Would you filter these records and copy every line that has the word "respiration"?

[Transcription dataset entries]
* * * *

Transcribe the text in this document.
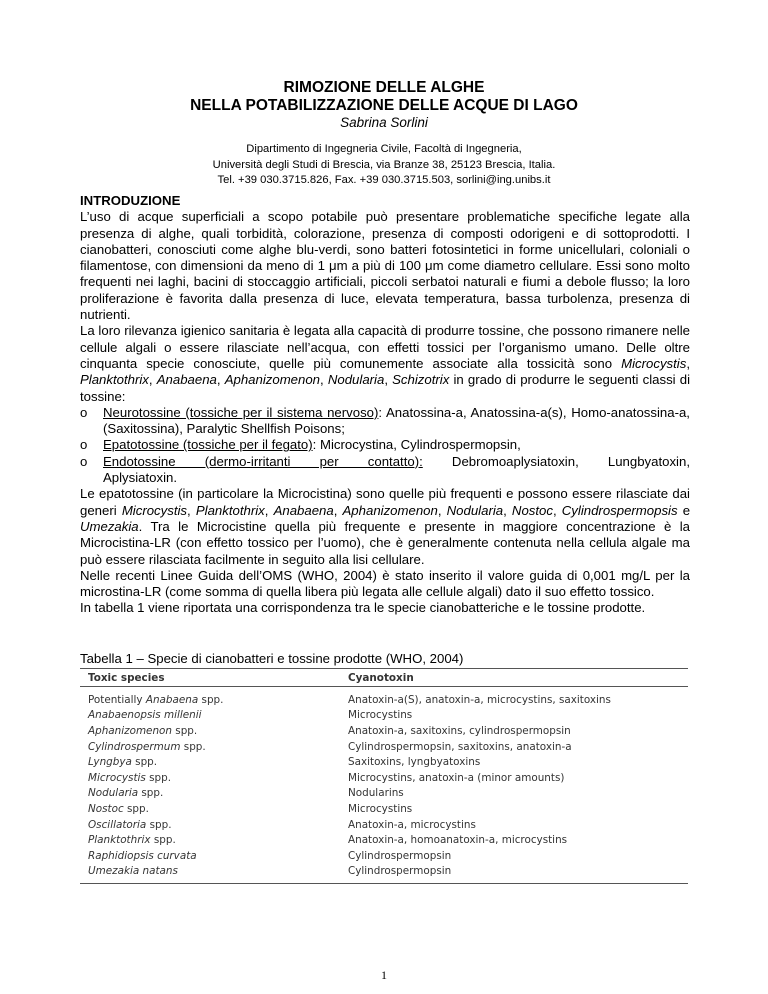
RIMOZIONE DELLE ALGHE
NELLA POTABILIZZAZIONE DELLE ACQUE DI LAGO
Sabrina Sorlini
Dipartimento di Ingegneria Civile, Facoltà di Ingegneria,
Università degli Studi di Brescia, via Branze 38, 25123 Brescia, Italia.
Tel. +39 030.3715.826, Fax. +39 030.3715.503, sorlini@ing.unibs.it
INTRODUZIONE
L’uso di acque superficiali a scopo potabile può presentare problematiche specifiche legate alla presenza di alghe, quali torbidità, colorazione, presenza di composti odorigeni e di sottoprodotti. I cianobatteri, conosciuti come alghe blu-verdi, sono batteri fotosintetici in forme unicellulari, coloniali o filamentose, con dimensioni da meno di 1 μm a più di 100 μm come diametro cellulare. Essi sono molto frequenti nei laghi, bacini di stoccaggio artificiali, piccoli serbatoi naturali e fiumi a debole flusso; la loro proliferazione è favorita dalla presenza di luce, elevata temperatura, bassa turbolenza, presenza di nutrienti.
La loro rilevanza igienico sanitaria è legata alla capacità di produrre tossine, che possono rimanere nelle cellule algali o essere rilasciate nell’acqua, con effetti tossici per l’organismo umano. Delle oltre cinquanta specie conosciute, quelle più comunemente associate alla tossicità sono Microcystis, Planktothrix, Anabaena, Aphanizomenon, Nodularia, Schizotrix in grado di produrre le seguenti classi di tossine:
o Neurotossine (tossiche per il sistema nervoso): Anatossina-a, Anatossina-a(s), Homo-anatossina-a, (Saxitossina), Paralytic Shellfish Poisons;
o Epatotossine (tossiche per il fegato): Microcystina, Cylindrospermopsin,
o Endotossine (dermo-irritanti per contatto): Debromoaplysiatoxin, Lungbyatoxin,
Aplysiatoxin.
Le epatotossine (in particolare la Microcistina) sono quelle più frequenti e possono essere rilasciate dai generi Microcystis, Planktothrix, Anabaena, Aphanizomenon, Nodularia, Nostoc, Cylindrospermopsis e Umezakia. Tra le Microcistine quella più frequente e presente in maggiore concentrazione è la Microcistina-LR (con effetto tossico per l’uomo), che è generalmente contenuta nella cellula algale ma può essere rilasciata facilmente in seguito alla lisi cellulare.
Nelle recenti Linee Guida dell’OMS (WHO, 2004) è stato inserito il valore guida di 0,001 mg/L per la microstina-LR (come somma di quella libera più legata alle cellule algali) dato il suo effetto tossico.
In tabella 1 viene riportata una corrispondenza tra le specie cianobatteriche e le tossine prodotte.
Tabella 1 – Specie di cianobatteri e tossine prodotte (WHO, 2004)
Toxic species	Cyanotoxin
Potentially Anabaena spp.	Anatoxin-a(S), anatoxin-a, microcystins, saxitoxins
Anabaenopsis millenii	Microcystins
Aphanizomenon spp.	Anatoxin-a, saxitoxins, cylindrospermopsin
Cylindrospermum spp.	Cylindrospermopsin, saxitoxins, anatoxin-a
Lyngbya spp.	Saxitoxins, lyngbyatoxins
Microcystis spp.	Microcystins, anatoxin-a (minor amounts)
Nodularia spp.	Nodularins
Nostoc spp.	Microcystins
Oscillatoria spp.	Anatoxin-a, microcystins
Planktothrix spp.	Anatoxin-a, homoanatoxin-a, microcystins
Raphidiopsis curvata	Cylindrospermopsin
Umezakia natans	Cylindrospermopsin
1
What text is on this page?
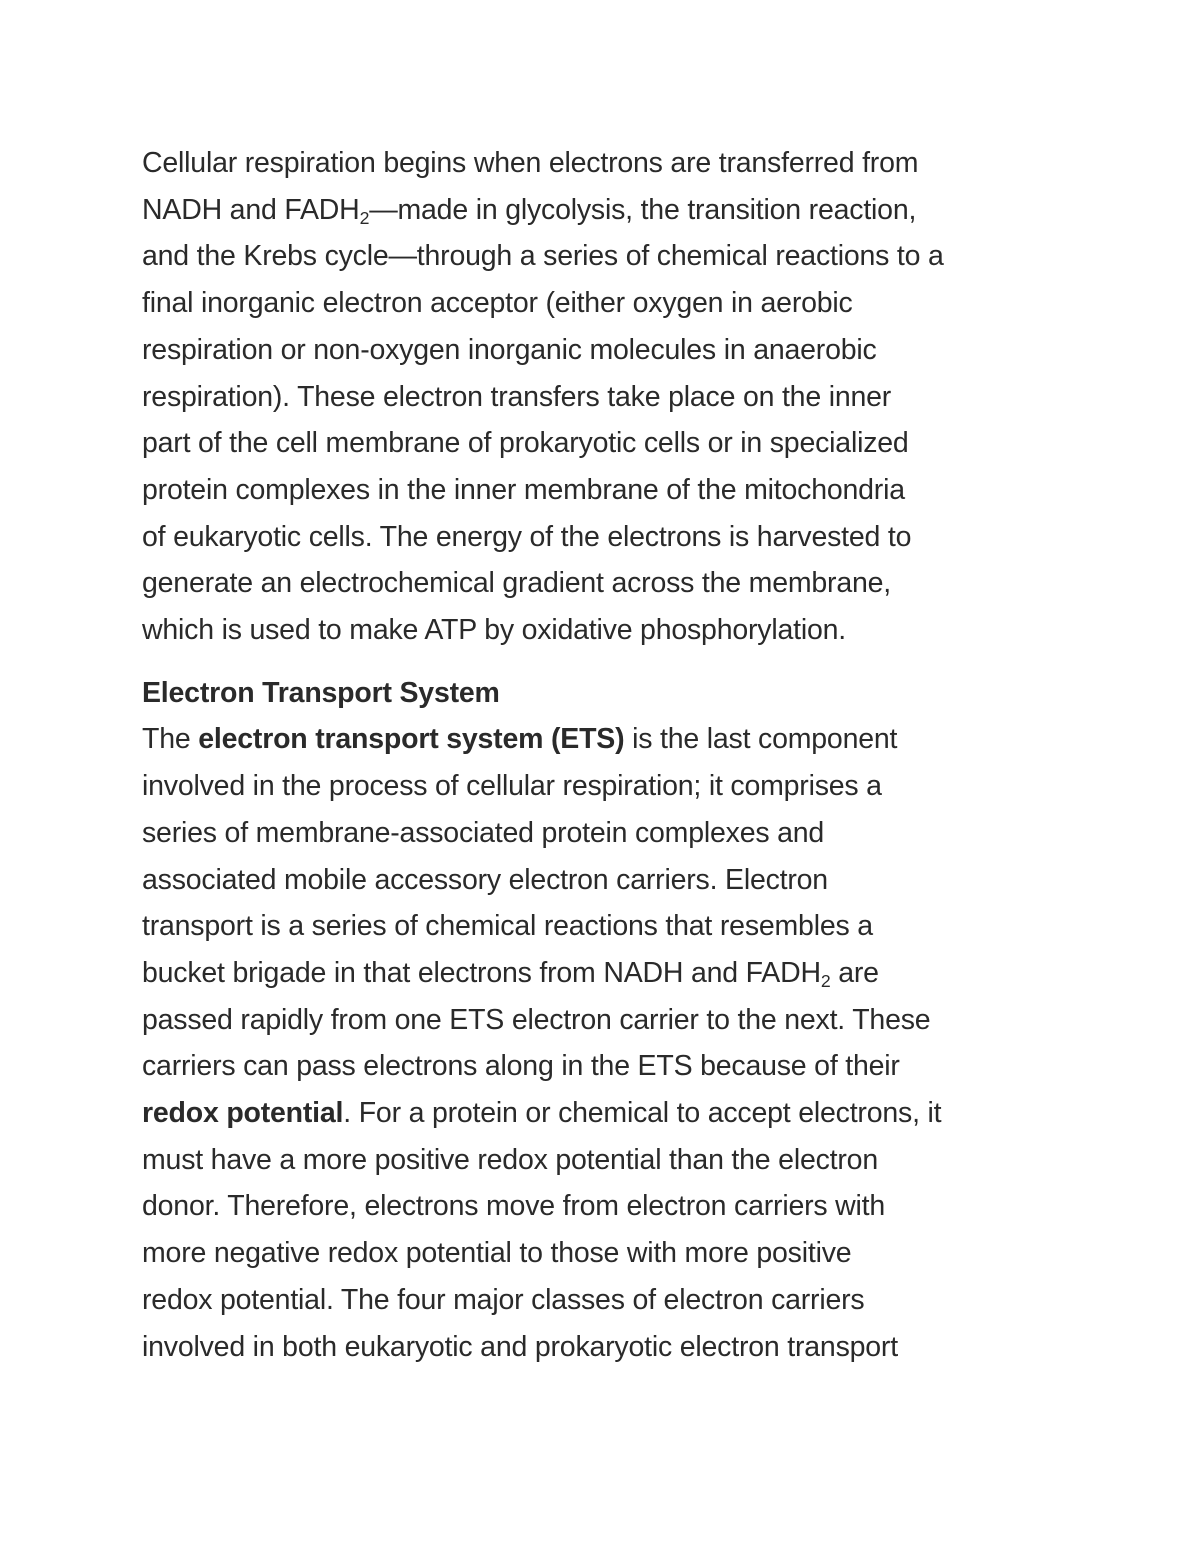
Cellular respiration begins when electrons are transferred from
NADH and $FADH_2—made$ in glycolysis, the transition reaction,
and the Krebs cycle—through a series of chemical reactions to a
final inorganic electron acceptor (either oxygen in aerobic
respiration or non-oxygen inorganic molecules in anaerobic
respiration). These electron transfers take place on the inner
part of the cell membrane of prokaryotic cells or in specialized
protein complexes in the inner membrane of the mitochondria
of eukaryotic cells. The energy of the electrons is harvested to
generate an electrochemical gradient across the membrane,
which is used to make ATP by oxidative phosphorylation.

Electron Transport System

The electron transport system (ETS) is the last component
involved in the process of cellular respiration; it comprises a
series of membrane-associated protein complexes and
associated mobile accessory electron carriers. Electron
transport is a series of chemical reactions that resembles a
bucket brigade in that electrons from NADH and $FADH_2$ are
passed rapidly from one ETS electron carrier to the next. These
carriers can pass electrons along in the ETS because of their
redox potential. For a protein or chemical to accept electrons, it
must have a more positive redox potential than the electron
donor. Therefore, electrons move from electron carriers with
more negative redox potential to those with more positive
redox potential. The four major classes of electron carriers
involved in both eukaryotic and prokaryotic electron transport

* * * *

Task answer:
Cellular respiration begins when electrons are transferred from
respiration or non-oxygen inorganic molecules in anaerobic
respiration). These electron transfers take place on the inner
involved in the process of cellular respiration; it comprises a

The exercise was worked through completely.